**Your instructions:** Show each line of the data below that has the string "this" in it.

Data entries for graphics
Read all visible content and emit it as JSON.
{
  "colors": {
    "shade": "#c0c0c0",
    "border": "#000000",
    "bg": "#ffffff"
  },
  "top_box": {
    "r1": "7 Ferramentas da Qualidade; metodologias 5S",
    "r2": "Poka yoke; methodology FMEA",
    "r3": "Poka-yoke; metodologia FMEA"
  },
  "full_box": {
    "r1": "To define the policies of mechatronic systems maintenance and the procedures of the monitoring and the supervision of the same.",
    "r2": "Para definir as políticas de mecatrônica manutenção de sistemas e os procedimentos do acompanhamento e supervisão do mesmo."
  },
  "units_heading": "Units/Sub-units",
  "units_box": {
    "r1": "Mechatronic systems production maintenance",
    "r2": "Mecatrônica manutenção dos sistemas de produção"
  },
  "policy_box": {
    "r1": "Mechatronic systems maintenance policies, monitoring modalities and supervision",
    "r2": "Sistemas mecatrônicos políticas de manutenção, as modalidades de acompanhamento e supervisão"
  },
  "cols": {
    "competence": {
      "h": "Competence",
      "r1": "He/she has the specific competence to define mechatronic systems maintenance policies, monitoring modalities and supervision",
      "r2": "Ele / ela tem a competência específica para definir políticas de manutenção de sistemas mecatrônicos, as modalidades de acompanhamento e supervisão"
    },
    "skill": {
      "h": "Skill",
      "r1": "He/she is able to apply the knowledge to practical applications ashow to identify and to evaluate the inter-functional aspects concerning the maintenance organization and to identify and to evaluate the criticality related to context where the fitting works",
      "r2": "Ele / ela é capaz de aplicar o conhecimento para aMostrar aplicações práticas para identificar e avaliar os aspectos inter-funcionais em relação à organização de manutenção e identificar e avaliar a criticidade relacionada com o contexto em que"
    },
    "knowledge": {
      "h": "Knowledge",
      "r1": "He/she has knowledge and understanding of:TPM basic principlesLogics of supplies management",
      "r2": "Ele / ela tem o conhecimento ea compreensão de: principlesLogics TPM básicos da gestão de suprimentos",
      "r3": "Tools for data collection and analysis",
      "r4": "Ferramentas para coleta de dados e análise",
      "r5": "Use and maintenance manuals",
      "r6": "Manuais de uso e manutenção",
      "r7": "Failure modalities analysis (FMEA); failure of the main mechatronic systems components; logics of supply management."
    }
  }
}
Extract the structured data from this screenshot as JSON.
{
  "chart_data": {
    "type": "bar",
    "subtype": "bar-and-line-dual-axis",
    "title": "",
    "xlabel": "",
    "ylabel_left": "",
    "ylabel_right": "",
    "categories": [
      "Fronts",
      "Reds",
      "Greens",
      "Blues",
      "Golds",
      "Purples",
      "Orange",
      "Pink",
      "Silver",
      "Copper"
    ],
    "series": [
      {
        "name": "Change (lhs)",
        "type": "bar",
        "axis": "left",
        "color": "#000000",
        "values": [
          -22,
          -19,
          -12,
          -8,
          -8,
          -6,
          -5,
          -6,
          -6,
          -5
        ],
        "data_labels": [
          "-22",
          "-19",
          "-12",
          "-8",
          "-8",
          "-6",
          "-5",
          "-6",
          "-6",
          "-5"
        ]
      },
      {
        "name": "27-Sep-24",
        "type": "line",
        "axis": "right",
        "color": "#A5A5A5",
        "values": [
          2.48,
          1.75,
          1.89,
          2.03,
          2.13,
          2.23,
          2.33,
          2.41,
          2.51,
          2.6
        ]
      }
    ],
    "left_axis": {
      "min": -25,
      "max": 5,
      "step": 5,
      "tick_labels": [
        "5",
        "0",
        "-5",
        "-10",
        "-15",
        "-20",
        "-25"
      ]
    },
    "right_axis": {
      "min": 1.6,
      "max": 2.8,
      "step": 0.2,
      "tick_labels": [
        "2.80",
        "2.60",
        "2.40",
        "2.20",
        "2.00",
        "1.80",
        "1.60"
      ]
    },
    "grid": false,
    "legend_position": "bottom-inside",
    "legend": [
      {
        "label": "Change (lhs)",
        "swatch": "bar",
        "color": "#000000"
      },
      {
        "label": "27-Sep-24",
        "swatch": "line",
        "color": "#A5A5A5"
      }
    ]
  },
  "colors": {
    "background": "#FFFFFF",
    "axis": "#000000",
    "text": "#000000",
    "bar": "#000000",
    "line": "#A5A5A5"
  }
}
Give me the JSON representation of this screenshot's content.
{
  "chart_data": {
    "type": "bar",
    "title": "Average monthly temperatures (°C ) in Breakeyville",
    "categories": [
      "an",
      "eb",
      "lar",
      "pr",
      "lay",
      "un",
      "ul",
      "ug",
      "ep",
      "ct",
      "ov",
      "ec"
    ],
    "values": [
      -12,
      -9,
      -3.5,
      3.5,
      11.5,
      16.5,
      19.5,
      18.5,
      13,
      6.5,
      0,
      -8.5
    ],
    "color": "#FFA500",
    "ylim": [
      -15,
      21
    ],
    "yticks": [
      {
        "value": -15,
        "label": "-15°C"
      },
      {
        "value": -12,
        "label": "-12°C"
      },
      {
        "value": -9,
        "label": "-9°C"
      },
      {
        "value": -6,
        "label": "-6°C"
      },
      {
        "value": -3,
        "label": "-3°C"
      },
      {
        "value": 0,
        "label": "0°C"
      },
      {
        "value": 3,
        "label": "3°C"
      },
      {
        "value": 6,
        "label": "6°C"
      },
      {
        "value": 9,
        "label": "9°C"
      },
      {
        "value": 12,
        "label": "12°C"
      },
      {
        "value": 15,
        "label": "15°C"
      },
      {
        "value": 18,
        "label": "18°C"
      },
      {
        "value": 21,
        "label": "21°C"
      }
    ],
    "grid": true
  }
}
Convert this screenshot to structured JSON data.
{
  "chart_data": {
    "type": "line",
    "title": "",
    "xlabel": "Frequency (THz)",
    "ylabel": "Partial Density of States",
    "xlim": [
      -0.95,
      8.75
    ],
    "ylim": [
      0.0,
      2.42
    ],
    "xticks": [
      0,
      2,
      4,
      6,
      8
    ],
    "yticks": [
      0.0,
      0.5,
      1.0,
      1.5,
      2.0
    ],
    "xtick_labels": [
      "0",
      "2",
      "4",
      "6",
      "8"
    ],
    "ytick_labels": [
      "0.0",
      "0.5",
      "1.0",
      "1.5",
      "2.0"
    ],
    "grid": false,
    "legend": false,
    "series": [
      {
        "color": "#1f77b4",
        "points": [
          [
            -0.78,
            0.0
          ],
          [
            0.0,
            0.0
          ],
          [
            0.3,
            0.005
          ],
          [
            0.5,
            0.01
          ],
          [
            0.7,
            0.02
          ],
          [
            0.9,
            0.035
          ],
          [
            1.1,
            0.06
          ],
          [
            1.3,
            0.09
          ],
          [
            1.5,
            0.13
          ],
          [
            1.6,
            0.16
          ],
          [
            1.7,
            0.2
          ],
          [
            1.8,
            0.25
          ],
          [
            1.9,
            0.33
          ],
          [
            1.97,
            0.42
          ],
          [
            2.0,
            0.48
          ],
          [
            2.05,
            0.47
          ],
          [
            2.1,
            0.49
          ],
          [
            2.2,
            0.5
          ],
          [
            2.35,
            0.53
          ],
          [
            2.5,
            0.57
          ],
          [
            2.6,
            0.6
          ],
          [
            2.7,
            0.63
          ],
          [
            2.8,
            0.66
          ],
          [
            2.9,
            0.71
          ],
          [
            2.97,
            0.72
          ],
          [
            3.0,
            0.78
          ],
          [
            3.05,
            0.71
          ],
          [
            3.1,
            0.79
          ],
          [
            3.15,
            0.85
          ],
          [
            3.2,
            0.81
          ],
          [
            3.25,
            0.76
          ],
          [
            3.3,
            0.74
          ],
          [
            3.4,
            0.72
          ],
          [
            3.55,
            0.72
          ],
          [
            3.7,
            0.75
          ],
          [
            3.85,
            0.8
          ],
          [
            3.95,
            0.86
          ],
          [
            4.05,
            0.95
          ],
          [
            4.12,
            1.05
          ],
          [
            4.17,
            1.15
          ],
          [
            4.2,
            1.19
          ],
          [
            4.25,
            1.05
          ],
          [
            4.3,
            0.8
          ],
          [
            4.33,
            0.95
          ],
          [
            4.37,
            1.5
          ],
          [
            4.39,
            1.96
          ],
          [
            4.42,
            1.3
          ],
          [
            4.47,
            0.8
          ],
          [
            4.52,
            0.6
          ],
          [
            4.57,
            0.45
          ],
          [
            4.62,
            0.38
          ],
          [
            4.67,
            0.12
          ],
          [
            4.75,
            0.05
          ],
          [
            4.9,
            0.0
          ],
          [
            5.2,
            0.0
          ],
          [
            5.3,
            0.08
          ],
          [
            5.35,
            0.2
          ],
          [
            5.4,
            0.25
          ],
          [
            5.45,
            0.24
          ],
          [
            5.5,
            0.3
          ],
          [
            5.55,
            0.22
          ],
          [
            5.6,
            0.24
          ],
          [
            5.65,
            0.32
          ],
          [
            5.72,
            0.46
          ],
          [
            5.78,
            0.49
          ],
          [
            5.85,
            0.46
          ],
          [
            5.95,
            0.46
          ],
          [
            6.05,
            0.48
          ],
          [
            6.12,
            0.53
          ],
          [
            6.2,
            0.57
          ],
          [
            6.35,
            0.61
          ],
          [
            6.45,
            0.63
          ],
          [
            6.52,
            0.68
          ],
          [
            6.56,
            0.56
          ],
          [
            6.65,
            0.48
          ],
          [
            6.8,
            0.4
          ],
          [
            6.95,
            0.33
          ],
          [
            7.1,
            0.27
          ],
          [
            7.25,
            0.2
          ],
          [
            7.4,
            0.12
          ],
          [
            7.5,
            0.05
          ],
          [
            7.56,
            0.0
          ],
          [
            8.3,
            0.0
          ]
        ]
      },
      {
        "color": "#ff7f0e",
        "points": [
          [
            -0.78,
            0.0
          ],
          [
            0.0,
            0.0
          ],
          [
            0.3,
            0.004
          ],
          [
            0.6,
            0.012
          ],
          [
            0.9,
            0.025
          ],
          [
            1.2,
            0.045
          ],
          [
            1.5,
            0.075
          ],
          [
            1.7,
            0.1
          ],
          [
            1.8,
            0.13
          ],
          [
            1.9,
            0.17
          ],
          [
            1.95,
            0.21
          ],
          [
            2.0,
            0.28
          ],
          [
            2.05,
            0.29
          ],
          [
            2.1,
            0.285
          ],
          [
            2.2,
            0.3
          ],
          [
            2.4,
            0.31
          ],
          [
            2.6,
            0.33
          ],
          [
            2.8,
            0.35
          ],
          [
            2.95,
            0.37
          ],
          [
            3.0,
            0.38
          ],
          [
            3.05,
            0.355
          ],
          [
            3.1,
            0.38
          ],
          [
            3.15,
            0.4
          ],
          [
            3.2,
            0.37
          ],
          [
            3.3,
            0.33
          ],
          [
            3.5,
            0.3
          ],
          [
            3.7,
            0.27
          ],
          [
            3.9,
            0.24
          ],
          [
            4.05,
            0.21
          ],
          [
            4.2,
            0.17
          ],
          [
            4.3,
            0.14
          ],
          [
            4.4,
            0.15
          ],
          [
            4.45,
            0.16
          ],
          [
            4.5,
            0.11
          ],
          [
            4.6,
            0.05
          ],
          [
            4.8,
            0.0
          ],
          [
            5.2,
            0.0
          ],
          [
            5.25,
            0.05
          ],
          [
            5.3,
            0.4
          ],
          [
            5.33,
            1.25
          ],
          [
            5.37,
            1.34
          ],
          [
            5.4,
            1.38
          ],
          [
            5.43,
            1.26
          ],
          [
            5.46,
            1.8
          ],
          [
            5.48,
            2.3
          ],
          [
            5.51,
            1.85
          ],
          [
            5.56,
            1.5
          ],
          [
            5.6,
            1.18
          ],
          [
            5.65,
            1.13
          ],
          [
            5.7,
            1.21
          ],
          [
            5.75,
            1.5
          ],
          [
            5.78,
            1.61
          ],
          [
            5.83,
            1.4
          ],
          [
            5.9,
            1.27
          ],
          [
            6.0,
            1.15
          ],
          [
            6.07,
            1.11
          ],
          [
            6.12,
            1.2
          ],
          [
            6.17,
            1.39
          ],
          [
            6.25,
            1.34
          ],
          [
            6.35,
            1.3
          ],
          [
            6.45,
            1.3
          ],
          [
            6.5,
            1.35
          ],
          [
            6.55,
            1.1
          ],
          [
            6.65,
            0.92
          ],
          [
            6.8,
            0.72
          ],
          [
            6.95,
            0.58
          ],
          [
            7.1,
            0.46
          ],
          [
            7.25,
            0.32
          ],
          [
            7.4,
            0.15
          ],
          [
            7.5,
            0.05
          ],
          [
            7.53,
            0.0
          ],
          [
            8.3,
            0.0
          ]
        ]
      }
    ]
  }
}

**Answer to the task:**
Extract the structured data from this screenshot as JSON.
Give me the JSON representation of this screenshot's content.
Convert this screenshot to structured JSON data.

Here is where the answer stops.